## Begin

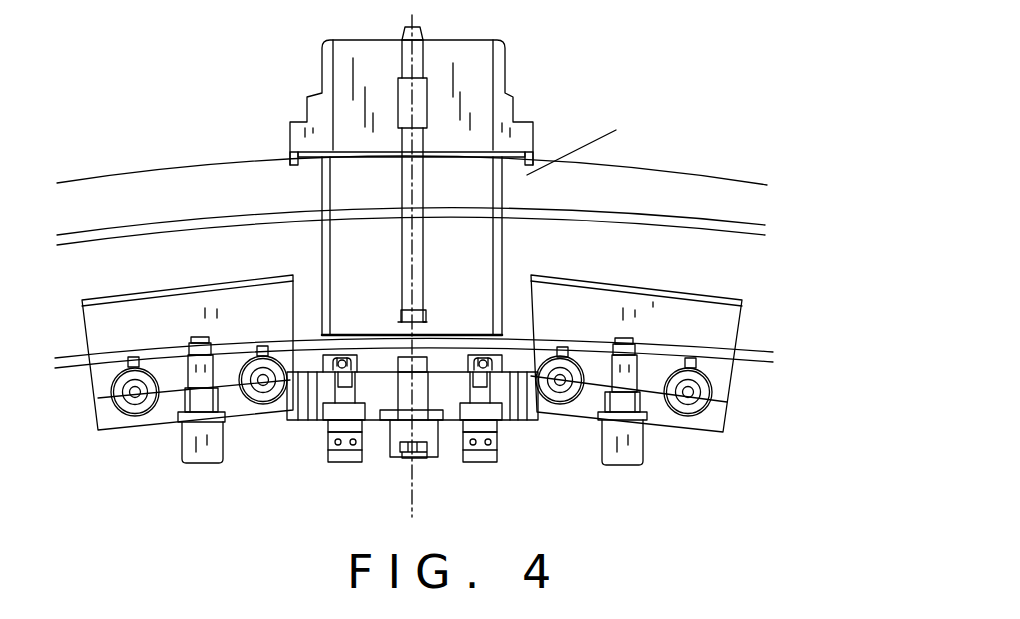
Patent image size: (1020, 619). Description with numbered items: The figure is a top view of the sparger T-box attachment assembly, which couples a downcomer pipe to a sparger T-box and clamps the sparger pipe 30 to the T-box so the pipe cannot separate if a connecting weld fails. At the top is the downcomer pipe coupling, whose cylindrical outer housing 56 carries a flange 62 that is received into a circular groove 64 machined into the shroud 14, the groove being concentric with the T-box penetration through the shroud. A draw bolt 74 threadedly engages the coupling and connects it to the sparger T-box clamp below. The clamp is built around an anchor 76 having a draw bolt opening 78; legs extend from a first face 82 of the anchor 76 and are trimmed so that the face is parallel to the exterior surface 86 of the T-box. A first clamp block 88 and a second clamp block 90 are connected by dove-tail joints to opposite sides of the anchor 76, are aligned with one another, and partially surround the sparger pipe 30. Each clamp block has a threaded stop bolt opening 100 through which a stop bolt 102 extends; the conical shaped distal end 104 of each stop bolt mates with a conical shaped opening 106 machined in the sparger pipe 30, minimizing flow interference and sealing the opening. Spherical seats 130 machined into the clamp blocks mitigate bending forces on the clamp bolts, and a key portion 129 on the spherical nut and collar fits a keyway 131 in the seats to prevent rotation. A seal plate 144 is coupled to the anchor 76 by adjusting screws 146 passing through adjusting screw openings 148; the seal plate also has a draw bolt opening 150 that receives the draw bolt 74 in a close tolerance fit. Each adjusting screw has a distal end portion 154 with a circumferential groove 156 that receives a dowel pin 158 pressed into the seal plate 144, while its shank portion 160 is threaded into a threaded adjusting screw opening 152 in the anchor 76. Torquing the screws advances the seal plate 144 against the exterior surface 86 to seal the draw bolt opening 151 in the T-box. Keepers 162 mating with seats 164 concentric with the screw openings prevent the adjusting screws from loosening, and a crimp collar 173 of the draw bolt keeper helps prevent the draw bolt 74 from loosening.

The shroud 14 is at (150, 176).
The sparger pipe 30 is at (183, 240).
The outer housing 56 is at (505, 78).
The flange 62 is at (536, 152).
The groove 64 is at (588, 146).
The draw bolt 74 is at (420, 54).
The anchor 76 is at (521, 428).
The draw bolt opening 78 is at (437, 397).
The first face 82 is at (313, 370).
The exterior surface 86 is at (405, 356).
The first clamp block 88 is at (83, 333).
The second clamp block 90 is at (742, 332).
The stop bolt opening 100 is at (235, 337).
The stop bolt 102 is at (250, 345).
The conical shaped distal end 104 is at (186, 390).
The conical shaped opening 106 is at (205, 373).
The key portion 129 is at (129, 357).
The spherical seat 130 is at (167, 368).
The keyway 131 is at (125, 356).
The seal plate 144 is at (507, 340).
The adjusting screw 146 is at (338, 393).
The adjusting screw opening 148 is at (344, 356).
The draw bolt opening 150 is at (422, 365).
The draw bolt opening 151 is at (420, 310).
The adjusting screw opening 152 is at (355, 382).
The distal end portion 154 is at (447, 362).
The circumferential groove 156 is at (356, 364).
The dowel pin 158 is at (333, 354).
The shank portion 160 is at (360, 388).
The keeper 162 is at (362, 427).
The seat 164 is at (460, 390).
The crimp collar 173 is at (432, 407).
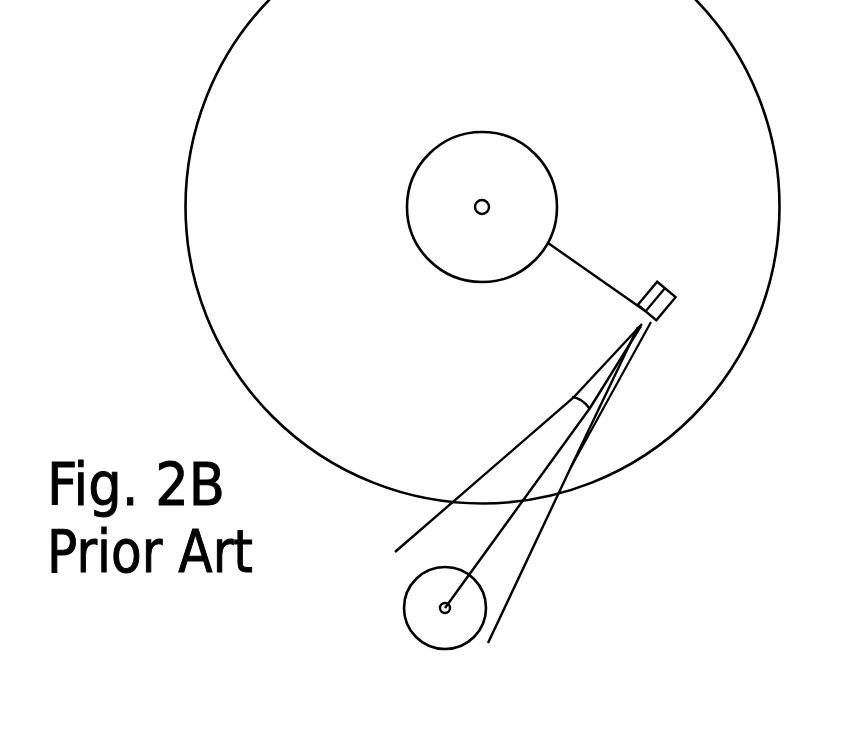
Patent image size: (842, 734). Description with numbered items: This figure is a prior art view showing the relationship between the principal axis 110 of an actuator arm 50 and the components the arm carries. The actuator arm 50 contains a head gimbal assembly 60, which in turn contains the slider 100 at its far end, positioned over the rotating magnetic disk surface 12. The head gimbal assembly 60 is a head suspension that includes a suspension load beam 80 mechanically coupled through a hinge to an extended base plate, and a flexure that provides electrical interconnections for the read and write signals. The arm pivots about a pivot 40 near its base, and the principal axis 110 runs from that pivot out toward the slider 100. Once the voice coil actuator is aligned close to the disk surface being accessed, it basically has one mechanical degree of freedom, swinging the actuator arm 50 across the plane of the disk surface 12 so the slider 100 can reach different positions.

The rotating magnetic disk surface 12 is at (274, 226).
The suspension load beam 80 is at (510, 190).
The slider 100 is at (677, 306).
The principal axis 110 is at (475, 557).
The actuator arm 50 is at (571, 467).
The head gimbal assembly 60 is at (613, 378).
The pivot bearing 40 is at (404, 628).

## End

**Stated task:**
Return each line from the entries above that contains the word "principal".

**Reply to the exercise:**
Patent image size: (842, 734). Description with numbered items: This figure is a prior art view showing the relationship between the principal axis 110 of an actuator arm 50 and the components the arm carries. The actuator arm 50 contains a head gimbal assembly 60, which in turn contains the slider 100 at its far end, positioned over the rotating magnetic disk surface 12. The head gimbal assembly 60 is a head suspension that includes a suspension load beam 80 mechanically coupled through a hinge to an extended base plate, and a flexure that provides electrical interconnections for the read and write signals. The arm pivots about a pivot 40 near its base, and the principal axis 110 runs from that pivot out toward the slider 100. Once the voice coil actuator is aligned close to the disk surface being accessed, it basically has one mechanical degree of freedom, swinging the actuator arm 50 across the plane of the disk surface 12 so the slider 100 can reach different positions.
The principal axis 110 is at (475, 557).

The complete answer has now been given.